Prompt: Copy out all lines with the word "Wpisz" in them.

Dataset records:
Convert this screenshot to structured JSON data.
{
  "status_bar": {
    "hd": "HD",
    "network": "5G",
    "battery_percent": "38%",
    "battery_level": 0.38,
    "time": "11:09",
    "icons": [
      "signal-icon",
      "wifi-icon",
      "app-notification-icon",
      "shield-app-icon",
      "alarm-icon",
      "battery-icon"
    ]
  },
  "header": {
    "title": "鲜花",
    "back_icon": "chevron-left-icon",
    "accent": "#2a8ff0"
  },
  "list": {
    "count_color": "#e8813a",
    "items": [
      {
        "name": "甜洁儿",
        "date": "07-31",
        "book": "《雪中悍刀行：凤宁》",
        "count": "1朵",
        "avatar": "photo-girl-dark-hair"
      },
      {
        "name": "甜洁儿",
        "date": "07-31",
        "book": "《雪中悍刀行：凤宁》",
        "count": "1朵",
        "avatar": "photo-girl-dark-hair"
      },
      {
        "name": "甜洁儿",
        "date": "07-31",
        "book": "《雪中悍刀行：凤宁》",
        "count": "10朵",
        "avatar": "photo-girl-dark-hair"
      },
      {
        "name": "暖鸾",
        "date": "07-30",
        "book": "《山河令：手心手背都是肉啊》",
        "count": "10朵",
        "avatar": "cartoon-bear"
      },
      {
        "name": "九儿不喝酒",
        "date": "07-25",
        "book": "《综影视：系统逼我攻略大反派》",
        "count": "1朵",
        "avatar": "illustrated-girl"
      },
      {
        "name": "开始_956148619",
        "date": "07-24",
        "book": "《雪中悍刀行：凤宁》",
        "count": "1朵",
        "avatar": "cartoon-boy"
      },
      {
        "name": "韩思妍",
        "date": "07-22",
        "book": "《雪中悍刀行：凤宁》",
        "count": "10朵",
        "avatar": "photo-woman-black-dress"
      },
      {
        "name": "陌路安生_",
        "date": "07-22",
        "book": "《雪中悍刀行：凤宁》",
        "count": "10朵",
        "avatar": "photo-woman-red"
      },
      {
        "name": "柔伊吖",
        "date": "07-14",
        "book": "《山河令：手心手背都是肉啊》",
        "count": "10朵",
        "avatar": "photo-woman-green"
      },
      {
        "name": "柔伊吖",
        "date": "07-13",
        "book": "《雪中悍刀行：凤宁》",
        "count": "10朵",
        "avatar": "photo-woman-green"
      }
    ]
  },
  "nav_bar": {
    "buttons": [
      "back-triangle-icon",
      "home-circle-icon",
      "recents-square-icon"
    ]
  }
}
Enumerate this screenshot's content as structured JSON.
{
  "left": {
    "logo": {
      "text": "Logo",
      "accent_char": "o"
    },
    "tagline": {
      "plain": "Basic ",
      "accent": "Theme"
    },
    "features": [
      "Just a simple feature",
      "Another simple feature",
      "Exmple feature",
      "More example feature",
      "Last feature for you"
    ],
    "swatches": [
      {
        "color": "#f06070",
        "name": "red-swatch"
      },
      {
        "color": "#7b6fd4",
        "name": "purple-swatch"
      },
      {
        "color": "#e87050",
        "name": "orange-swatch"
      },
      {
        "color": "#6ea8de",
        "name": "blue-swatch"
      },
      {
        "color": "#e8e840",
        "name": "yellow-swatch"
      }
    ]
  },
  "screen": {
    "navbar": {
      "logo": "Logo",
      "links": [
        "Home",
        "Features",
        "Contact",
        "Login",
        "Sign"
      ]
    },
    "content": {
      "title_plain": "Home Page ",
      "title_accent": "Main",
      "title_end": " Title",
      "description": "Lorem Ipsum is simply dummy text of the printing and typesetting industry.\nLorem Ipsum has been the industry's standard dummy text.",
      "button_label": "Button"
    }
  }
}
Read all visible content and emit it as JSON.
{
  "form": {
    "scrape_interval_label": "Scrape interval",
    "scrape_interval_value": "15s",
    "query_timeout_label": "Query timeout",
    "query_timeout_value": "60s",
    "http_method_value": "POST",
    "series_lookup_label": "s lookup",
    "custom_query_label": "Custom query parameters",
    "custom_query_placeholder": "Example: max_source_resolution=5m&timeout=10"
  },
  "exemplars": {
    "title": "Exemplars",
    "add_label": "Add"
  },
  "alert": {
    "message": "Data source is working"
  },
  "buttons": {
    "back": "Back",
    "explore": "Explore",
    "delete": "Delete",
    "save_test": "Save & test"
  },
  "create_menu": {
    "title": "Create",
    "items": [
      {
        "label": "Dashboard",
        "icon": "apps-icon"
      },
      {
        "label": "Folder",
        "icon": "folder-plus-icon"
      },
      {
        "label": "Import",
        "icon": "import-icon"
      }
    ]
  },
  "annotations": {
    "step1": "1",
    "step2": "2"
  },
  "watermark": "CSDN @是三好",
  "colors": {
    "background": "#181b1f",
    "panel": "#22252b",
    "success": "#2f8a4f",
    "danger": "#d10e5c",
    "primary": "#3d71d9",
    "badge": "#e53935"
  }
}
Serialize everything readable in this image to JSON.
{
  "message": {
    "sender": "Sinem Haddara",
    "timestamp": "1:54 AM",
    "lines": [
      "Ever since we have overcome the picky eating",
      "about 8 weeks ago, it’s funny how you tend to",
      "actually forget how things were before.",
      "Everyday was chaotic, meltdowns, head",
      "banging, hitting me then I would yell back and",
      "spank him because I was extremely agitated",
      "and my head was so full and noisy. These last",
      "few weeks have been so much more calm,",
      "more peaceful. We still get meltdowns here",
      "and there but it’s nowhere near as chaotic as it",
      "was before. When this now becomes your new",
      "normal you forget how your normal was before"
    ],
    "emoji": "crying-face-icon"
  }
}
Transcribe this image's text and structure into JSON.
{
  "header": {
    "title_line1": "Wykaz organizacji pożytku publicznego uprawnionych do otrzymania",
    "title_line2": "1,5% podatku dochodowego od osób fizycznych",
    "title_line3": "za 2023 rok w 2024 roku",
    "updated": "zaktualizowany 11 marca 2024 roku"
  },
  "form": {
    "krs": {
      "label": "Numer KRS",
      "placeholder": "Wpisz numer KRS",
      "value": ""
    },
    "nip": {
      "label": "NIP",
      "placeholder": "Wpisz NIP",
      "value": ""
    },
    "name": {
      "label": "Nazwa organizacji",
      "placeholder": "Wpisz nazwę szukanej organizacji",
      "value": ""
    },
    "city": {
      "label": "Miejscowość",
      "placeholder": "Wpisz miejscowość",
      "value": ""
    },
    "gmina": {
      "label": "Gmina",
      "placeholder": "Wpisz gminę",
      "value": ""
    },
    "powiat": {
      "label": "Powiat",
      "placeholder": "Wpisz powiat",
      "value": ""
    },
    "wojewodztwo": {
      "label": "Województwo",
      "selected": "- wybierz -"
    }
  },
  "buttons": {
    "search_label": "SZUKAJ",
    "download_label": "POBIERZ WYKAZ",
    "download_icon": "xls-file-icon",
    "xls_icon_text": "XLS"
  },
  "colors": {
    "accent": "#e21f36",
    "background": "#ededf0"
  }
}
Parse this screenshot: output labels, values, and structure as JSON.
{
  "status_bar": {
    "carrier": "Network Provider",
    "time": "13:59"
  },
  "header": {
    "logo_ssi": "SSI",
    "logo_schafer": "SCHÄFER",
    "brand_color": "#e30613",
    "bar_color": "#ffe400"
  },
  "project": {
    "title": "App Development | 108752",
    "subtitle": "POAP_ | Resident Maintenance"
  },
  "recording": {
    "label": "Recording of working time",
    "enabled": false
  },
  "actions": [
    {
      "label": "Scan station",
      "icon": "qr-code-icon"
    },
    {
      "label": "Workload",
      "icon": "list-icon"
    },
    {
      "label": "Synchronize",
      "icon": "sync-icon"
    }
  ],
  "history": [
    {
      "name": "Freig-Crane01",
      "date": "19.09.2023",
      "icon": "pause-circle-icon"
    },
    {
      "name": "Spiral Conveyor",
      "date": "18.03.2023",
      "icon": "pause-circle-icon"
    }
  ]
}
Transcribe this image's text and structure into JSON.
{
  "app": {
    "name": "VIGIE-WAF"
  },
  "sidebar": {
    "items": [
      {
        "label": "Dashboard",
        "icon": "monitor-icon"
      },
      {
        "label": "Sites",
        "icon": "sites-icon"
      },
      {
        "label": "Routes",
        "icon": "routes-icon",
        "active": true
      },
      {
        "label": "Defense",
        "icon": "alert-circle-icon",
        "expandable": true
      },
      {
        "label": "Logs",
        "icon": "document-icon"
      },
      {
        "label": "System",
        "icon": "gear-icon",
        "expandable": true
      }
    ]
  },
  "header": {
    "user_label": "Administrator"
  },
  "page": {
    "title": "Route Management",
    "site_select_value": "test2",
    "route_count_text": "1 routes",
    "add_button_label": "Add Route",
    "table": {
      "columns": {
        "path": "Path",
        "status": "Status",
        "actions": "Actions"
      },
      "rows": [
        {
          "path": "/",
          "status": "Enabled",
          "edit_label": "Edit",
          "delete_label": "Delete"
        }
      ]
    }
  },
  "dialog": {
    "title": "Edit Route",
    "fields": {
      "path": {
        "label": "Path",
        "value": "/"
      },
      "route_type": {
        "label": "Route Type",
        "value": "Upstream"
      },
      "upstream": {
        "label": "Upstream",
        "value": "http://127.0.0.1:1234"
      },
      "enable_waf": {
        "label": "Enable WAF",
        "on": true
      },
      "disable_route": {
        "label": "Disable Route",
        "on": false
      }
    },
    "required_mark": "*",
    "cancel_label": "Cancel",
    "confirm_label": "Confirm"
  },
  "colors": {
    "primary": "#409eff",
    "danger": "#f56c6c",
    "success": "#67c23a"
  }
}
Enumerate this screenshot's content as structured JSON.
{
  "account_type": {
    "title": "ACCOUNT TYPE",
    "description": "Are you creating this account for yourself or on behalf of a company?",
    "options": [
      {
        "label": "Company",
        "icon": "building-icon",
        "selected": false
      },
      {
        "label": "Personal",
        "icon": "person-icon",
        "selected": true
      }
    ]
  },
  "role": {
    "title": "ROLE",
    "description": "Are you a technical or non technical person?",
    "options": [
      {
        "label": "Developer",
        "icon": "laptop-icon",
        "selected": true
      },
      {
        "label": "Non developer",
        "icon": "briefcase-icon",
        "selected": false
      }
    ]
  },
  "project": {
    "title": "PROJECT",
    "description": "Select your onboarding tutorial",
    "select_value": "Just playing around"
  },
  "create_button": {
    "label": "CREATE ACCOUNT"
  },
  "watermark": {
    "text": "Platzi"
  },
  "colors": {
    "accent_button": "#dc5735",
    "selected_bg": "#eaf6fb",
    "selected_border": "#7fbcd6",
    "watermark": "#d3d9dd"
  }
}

Task output:
      "placeholder": "Wpisz numer KRS",
      "placeholder": "Wpisz NIP",
      "placeholder": "Wpisz nazwę szukanej organizacji",
      "placeholder": "Wpisz miejscowość",
      "placeholder": "Wpisz gminę",
      "placeholder": "Wpisz powiat",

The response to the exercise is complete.